Work to complete:
Report each line of the data that has "Приложение" somewhere in it.

Materials provided:
========
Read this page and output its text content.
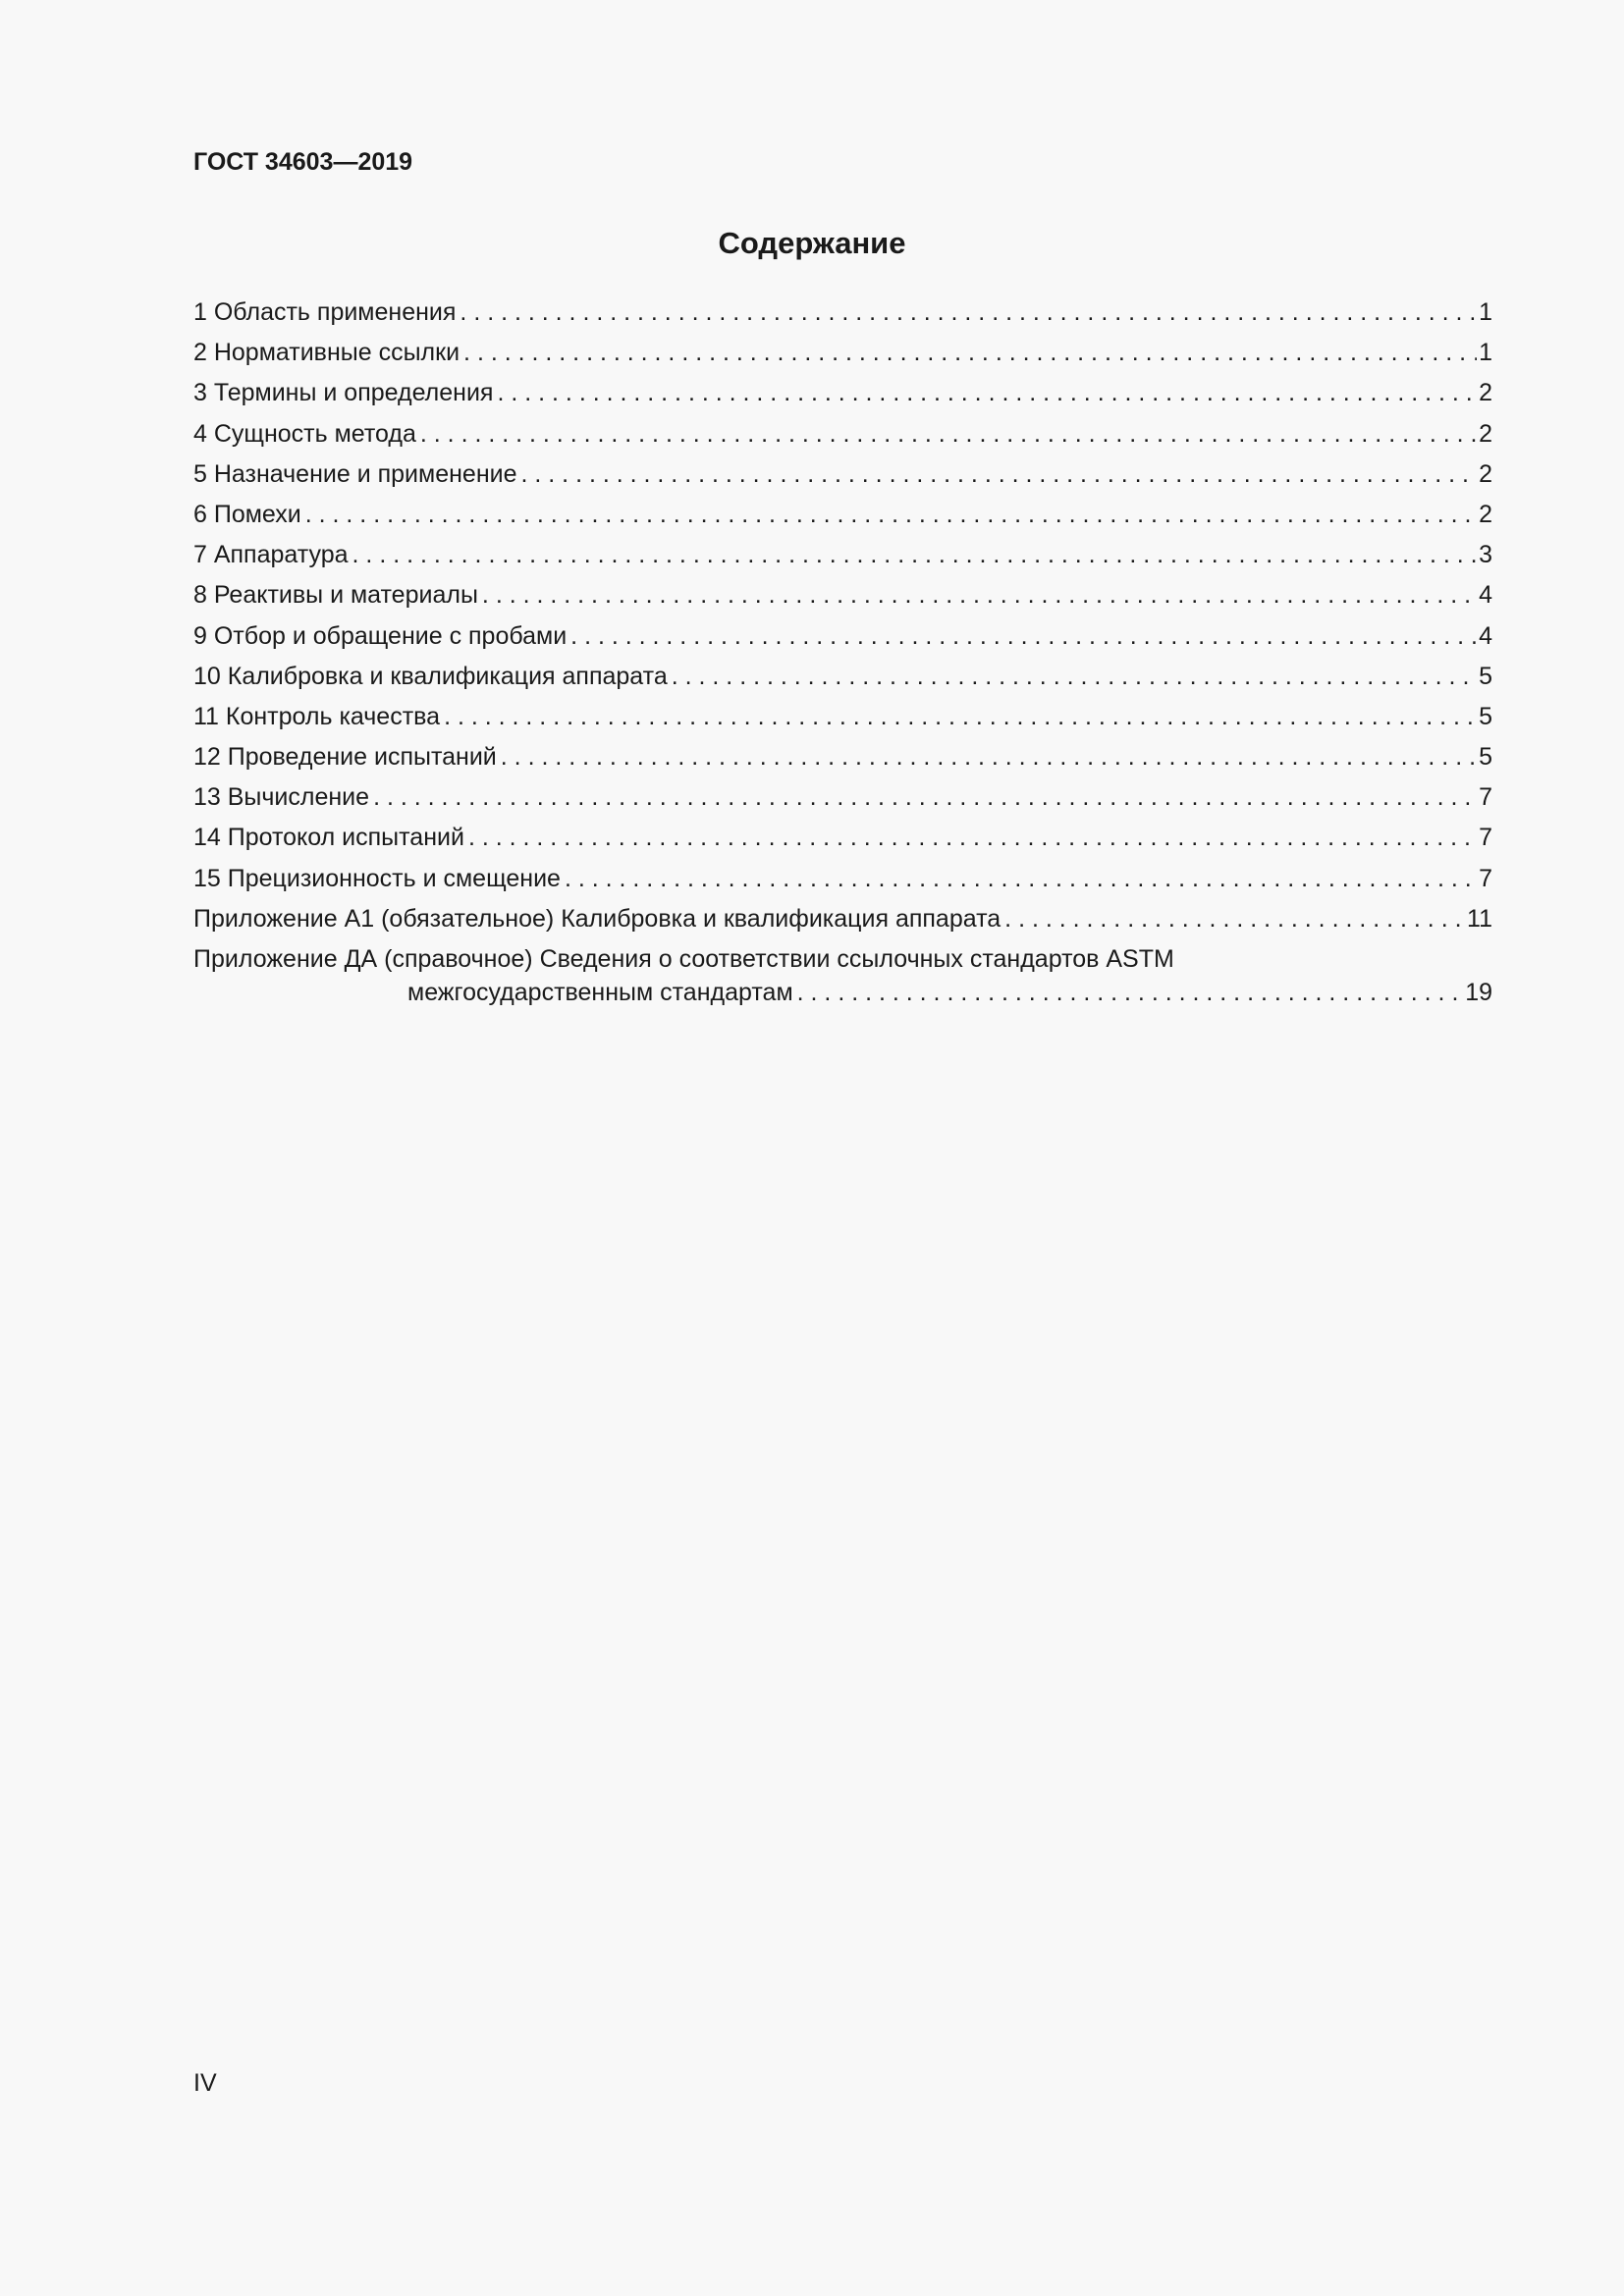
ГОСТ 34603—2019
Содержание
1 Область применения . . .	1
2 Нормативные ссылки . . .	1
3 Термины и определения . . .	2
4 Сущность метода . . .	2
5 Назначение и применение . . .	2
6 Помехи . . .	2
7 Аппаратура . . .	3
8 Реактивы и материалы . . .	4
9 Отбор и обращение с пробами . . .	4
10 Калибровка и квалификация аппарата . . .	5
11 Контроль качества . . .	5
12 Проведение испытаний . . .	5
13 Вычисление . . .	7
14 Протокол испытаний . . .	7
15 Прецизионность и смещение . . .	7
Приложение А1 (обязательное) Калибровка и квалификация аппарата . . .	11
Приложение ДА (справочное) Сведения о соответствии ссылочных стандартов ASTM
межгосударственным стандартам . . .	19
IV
========
Exercise answer:
Приложение А1 (обязательное) Калибровка и квалификация аппарата . . .	11
Приложение ДА (справочное) Сведения о соответствии ссылочных стандартов ASTM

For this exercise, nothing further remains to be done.